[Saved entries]
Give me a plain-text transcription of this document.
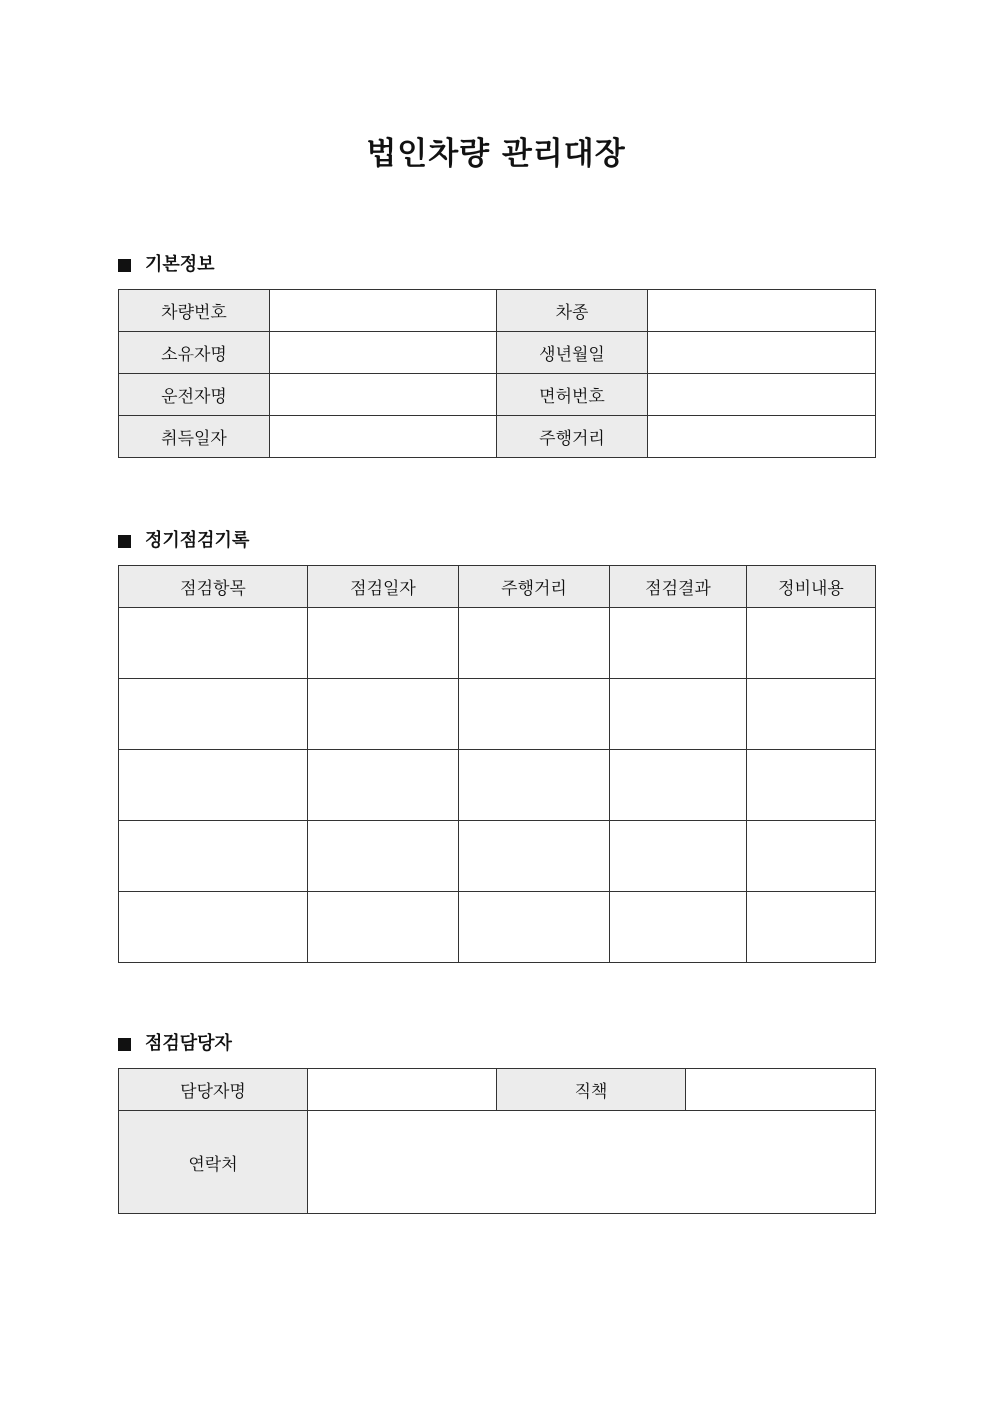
법인차량 관리대장
기본정보
차량번호		차종	
소유자명		생년월일	
운전자명		면허번호	
취득일자		주행거리	
정기점검기록
점검항목	점검일자	주행거리	점검결과	정비내용

점검담당자
담당자명		직책	
연락처			
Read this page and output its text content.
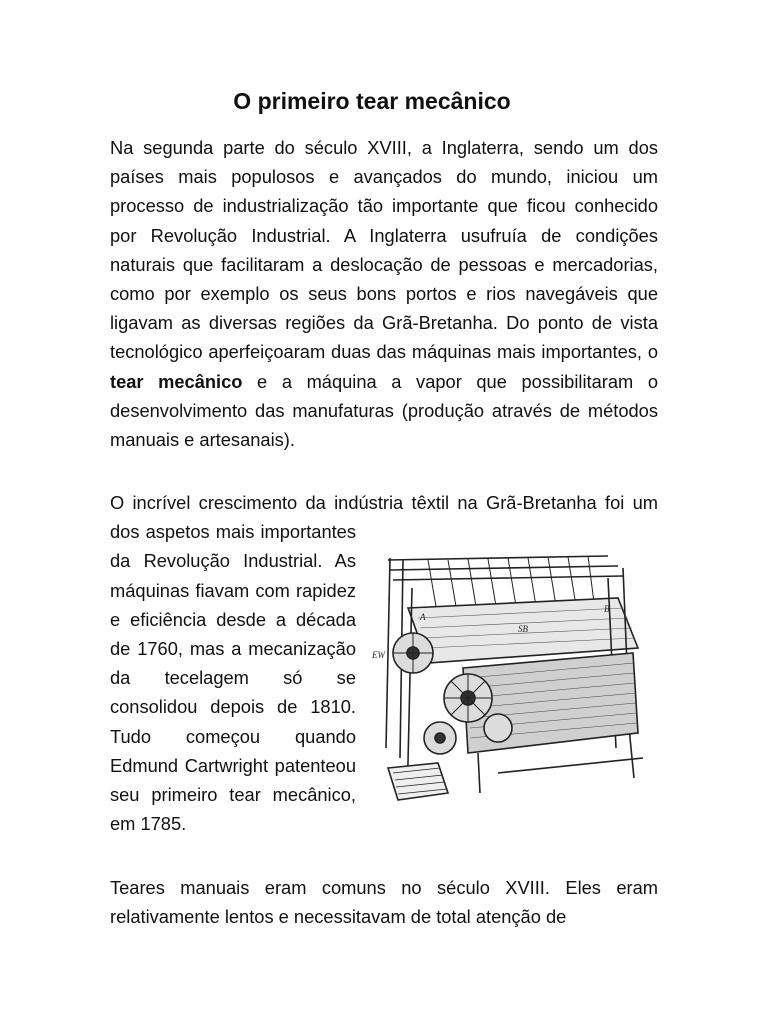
O primeiro tear mecânico

Na segunda parte do século XVIII, a Inglaterra, sendo um dos países mais populosos e avançados do mundo, iniciou um processo de industrialização tão importante que ficou conhecido por Revolução Industrial. A Inglaterra usufruía de condições naturais que facilitaram a deslocação de pessoas e mercadorias, como por exemplo os seus bons portos e rios navegáveis que ligavam as diversas regiões da Grã-Bretanha. Do ponto de vista tecnológico aperfeiçoaram duas das máquinas mais importantes, o tear mecânico e a máquina a vapor que possibilitaram o desenvolvimento das manufaturas (produção através de métodos manuais e artesanais).

SB
EW
A
B
O incrível crescimento da indústria têxtil na Grã-Bretanha foi um dos aspetos mais importantes da Revolução Industrial. As máquinas fiavam com rapidez e eficiência desde a década de 1760, mas a mecanização da tecelagem só se consolidou depois de 1810. Tudo começou quando Edmund Cartwright patenteou seu primeiro tear mecânico, em 1785.

Teares manuais eram comuns no século XVIII. Eles eram relativamente lentos e necessitavam de total atenção de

DO THIS>
Pictures stay out; repeat all the rest of the records exactly.

CORRECT RESPONSE>
Give me a plain-text transcription of this document.
법인차량 관리대장
기본정보
차량번호		차종	
소유자명		생년월일	
운전자명		면허번호	
취득일자		주행거리	
정기점검기록
점검항목	점검일자	주행거리	점검결과	정비내용

점검담당자
담당자명		직책	
연락처			
Read this page and output its text content.
O primeiro tear mecânico

Na segunda parte do século XVIII, a Inglaterra, sendo um dos países mais populosos e avançados do mundo, iniciou um processo de industrialização tão importante que ficou conhecido por Revolução Industrial. A Inglaterra usufruía de condições naturais que facilitaram a deslocação de pessoas e mercadorias, como por exemplo os seus bons portos e rios navegáveis que ligavam as diversas regiões da Grã-Bretanha. Do ponto de vista tecnológico aperfeiçoaram duas das máquinas mais importantes, o tear mecânico e a máquina a vapor que possibilitaram o desenvolvimento das manufaturas (produção através de métodos manuais e artesanais).

SB
EW
A
B
O incrível crescimento da indústria têxtil na Grã-Bretanha foi um dos aspetos mais importantes da Revolução Industrial. As máquinas fiavam com rapidez e eficiência desde a década de 1760, mas a mecanização da tecelagem só se consolidou depois de 1810. Tudo começou quando Edmund Cartwright patenteou seu primeiro tear mecânico, em 1785.

Teares manuais eram comuns no século XVIII. Eles eram relativamente lentos e necessitavam de total atenção de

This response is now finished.